» Directive:
Copy the listing from its first line down to and including the line with "Point — [375, 306, 398, 320]", swapping "shape" for "region" and keeping everything else unchanged.

BEGIN Records shown

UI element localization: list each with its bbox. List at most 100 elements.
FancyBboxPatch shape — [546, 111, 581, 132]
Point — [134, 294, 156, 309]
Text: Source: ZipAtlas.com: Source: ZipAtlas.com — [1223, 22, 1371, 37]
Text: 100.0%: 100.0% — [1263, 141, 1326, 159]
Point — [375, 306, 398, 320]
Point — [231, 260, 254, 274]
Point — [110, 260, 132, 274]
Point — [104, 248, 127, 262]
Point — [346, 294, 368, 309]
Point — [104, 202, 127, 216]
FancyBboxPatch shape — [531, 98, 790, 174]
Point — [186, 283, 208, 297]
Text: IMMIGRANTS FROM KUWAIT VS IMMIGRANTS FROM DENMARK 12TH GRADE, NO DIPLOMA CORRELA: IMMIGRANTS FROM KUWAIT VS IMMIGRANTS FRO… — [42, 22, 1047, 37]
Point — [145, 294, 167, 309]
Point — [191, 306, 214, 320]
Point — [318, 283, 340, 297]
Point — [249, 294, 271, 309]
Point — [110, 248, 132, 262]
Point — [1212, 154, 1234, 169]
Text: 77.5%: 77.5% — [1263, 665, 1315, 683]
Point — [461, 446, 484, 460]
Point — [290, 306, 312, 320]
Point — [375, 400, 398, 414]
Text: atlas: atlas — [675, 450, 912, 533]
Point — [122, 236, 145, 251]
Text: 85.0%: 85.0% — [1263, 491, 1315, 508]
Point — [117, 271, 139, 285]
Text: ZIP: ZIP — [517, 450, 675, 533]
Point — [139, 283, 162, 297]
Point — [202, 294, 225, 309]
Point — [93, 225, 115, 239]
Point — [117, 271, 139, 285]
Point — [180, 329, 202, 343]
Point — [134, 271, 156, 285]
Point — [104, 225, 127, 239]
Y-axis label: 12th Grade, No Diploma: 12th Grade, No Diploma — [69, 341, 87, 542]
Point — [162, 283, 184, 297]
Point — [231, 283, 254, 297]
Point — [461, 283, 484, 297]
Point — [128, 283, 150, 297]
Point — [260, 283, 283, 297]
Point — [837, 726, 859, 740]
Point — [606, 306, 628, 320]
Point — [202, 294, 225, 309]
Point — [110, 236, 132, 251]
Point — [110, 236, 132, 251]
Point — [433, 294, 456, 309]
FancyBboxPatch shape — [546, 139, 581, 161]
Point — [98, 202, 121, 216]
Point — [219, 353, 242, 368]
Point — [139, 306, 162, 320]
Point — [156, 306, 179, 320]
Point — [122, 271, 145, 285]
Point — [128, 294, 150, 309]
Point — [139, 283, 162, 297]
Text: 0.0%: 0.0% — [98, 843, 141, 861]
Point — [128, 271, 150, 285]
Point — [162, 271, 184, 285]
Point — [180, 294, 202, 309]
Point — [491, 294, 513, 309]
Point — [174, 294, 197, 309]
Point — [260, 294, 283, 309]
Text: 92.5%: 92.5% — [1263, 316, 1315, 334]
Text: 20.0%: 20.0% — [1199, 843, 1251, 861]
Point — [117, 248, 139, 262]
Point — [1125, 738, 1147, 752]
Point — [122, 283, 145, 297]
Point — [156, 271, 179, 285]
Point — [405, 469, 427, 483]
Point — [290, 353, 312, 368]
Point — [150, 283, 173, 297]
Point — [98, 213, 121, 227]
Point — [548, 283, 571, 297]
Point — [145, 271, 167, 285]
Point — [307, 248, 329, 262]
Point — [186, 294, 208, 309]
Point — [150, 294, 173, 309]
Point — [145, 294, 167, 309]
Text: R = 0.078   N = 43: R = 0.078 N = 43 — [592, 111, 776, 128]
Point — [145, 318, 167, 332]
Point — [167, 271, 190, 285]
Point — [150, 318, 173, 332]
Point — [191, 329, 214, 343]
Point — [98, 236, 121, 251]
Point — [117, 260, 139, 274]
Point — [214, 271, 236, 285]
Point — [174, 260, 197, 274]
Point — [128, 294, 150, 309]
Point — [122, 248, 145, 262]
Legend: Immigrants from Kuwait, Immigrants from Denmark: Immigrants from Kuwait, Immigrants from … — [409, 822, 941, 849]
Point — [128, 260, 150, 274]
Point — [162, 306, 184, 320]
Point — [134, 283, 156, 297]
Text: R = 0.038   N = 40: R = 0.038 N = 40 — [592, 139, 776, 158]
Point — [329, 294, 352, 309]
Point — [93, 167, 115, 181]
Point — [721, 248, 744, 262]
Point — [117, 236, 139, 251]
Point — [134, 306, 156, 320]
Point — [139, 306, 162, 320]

END Records shown

» Worked solution:
UI element localization: list each with its bbox. List at most 100 elements.
FancyBboxPatch region — [546, 111, 581, 132]
Point — [134, 294, 156, 309]
Text: Source: ZipAtlas.com: Source: ZipAtlas.com — [1223, 22, 1371, 37]
Text: 100.0%: 100.0% — [1263, 141, 1326, 159]
Point — [375, 306, 398, 320]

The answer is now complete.